Exact reproduction of the following data is required.

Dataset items
------------------------------------------------
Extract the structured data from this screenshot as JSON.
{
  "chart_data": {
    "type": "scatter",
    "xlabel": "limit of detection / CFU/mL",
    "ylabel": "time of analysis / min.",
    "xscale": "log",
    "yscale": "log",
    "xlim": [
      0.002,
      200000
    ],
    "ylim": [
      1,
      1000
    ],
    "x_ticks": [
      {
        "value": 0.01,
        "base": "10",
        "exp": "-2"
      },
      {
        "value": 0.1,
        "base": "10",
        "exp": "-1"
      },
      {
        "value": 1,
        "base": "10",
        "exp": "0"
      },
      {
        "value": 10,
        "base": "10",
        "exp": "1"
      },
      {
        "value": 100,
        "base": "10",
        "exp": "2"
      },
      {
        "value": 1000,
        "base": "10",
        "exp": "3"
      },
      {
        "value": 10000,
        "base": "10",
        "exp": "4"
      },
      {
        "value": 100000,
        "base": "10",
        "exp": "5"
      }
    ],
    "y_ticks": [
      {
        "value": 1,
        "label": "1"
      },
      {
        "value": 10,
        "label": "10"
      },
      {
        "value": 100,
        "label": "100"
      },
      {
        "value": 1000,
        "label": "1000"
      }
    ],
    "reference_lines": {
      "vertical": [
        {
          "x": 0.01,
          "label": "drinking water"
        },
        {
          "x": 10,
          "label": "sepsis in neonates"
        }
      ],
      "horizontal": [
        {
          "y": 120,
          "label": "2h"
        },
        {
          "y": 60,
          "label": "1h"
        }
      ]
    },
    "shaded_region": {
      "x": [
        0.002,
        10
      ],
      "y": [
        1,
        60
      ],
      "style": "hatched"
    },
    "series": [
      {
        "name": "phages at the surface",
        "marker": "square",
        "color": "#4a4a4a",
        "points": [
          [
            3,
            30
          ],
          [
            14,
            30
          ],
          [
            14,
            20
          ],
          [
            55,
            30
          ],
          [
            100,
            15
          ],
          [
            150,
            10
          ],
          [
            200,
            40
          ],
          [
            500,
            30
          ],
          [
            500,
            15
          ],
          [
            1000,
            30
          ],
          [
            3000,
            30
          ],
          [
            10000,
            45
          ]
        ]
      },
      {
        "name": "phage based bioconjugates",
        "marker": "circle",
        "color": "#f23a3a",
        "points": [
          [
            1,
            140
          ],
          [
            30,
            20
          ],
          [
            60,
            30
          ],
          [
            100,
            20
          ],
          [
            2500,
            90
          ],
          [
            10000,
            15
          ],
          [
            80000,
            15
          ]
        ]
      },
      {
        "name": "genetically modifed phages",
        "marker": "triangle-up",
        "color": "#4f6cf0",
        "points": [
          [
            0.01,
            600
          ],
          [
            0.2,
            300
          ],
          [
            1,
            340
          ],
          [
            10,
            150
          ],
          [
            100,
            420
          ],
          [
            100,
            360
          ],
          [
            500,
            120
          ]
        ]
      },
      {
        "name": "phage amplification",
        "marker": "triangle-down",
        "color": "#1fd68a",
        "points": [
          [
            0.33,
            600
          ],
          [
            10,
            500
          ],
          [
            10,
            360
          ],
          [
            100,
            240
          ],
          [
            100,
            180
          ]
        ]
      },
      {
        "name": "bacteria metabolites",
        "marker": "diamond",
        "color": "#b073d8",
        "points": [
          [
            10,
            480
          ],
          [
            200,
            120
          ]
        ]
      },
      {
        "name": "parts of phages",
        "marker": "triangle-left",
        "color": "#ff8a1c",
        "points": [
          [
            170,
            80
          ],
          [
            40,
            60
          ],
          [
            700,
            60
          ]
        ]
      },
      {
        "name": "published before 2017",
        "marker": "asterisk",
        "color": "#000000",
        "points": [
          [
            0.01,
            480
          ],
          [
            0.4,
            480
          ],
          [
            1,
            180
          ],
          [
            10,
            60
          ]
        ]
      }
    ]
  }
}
------------------------------------------------
● **SOLUTION TO THE PROBLEM**
Extract the structured data from this screenshot as JSON.
{
  "chart_data": {
    "type": "scatter",
    "xlabel": "limit of detection / CFU/mL",
    "ylabel": "time of analysis / min.",
    "xscale": "log",
    "yscale": "log",
    "xlim": [
      0.002,
      200000
    ],
    "ylim": [
      1,
      1000
    ],
    "x_ticks": [
      {
        "value": 0.01,
        "base": "10",
        "exp": "-2"
      },
      {
        "value": 0.1,
        "base": "10",
        "exp": "-1"
      },
      {
        "value": 1,
        "base": "10",
        "exp": "0"
      },
      {
        "value": 10,
        "base": "10",
        "exp": "1"
      },
      {
        "value": 100,
        "base": "10",
        "exp": "2"
      },
      {
        "value": 1000,
        "base": "10",
        "exp": "3"
      },
      {
        "value": 10000,
        "base": "10",
        "exp": "4"
      },
      {
        "value": 100000,
        "base": "10",
        "exp": "5"
      }
    ],
    "y_ticks": [
      {
        "value": 1,
        "label": "1"
      },
      {
        "value": 10,
        "label": "10"
      },
      {
        "value": 100,
        "label": "100"
      },
      {
        "value": 1000,
        "label": "1000"
      }
    ],
    "reference_lines": {
      "vertical": [
        {
          "x": 0.01,
          "label": "drinking water"
        },
        {
          "x": 10,
          "label": "sepsis in neonates"
        }
      ],
      "horizontal": [
        {
          "y": 120,
          "label": "2h"
        },
        {
          "y": 60,
          "label": "1h"
        }
      ]
    },
    "shaded_region": {
      "x": [
        0.002,
        10
      ],
      "y": [
        1,
        60
      ],
      "style": "hatched"
    },
    "series": [
      {
        "name": "phages at the surface",
        "marker": "square",
        "color": "#4a4a4a",
        "points": [
          [
            3,
            30
          ],
          [
            14,
            30
          ],
          [
            14,
            20
          ],
          [
            55,
            30
          ],
          [
            100,
            15
          ],
          [
            150,
            10
          ],
          [
            200,
            40
          ],
          [
            500,
            30
          ],
          [
            500,
            15
          ],
          [
            1000,
            30
          ],
          [
            3000,
            30
          ],
          [
            10000,
            45
          ]
        ]
      },
      {
        "name": "phage based bioconjugates",
        "marker": "circle",
        "color": "#f23a3a",
        "points": [
          [
            1,
            140
          ],
          [
            30,
            20
          ],
          [
            60,
            30
          ],
          [
            100,
            20
          ],
          [
            2500,
            90
          ],
          [
            10000,
            15
          ],
          [
            80000,
            15
          ]
        ]
      },
      {
        "name": "genetically modifed phages",
        "marker": "triangle-up",
        "color": "#4f6cf0",
        "points": [
          [
            0.01,
            600
          ],
          [
            0.2,
            300
          ],
          [
            1,
            340
          ],
          [
            10,
            150
          ],
          [
            100,
            420
          ],
          [
            100,
            360
          ],
          [
            500,
            120
          ]
        ]
      },
      {
        "name": "phage amplification",
        "marker": "triangle-down",
        "color": "#1fd68a",
        "points": [
          [
            0.33,
            600
          ],
          [
            10,
            500
          ],
          [
            10,
            360
          ],
          [
            100,
            240
          ],
          [
            100,
            180
          ]
        ]
      },
      {
        "name": "bacteria metabolites",
        "marker": "diamond",
        "color": "#b073d8",
        "points": [
          [
            10,
            480
          ],
          [
            200,
            120
          ]
        ]
      },
      {
        "name": "parts of phages",
        "marker": "triangle-left",
        "color": "#ff8a1c",
        "points": [
          [
            170,
            80
          ],
          [
            40,
            60
          ],
          [
            700,
            60
          ]
        ]
      },
      {
        "name": "published before 2017",
        "marker": "asterisk",
        "color": "#000000",
        "points": [
          [
            0.01,
            480
          ],
          [
            0.4,
            480
          ],
          [
            1,
            180
          ],
          [
            10,
            60
          ]
        ]
      }
    ]
  }
}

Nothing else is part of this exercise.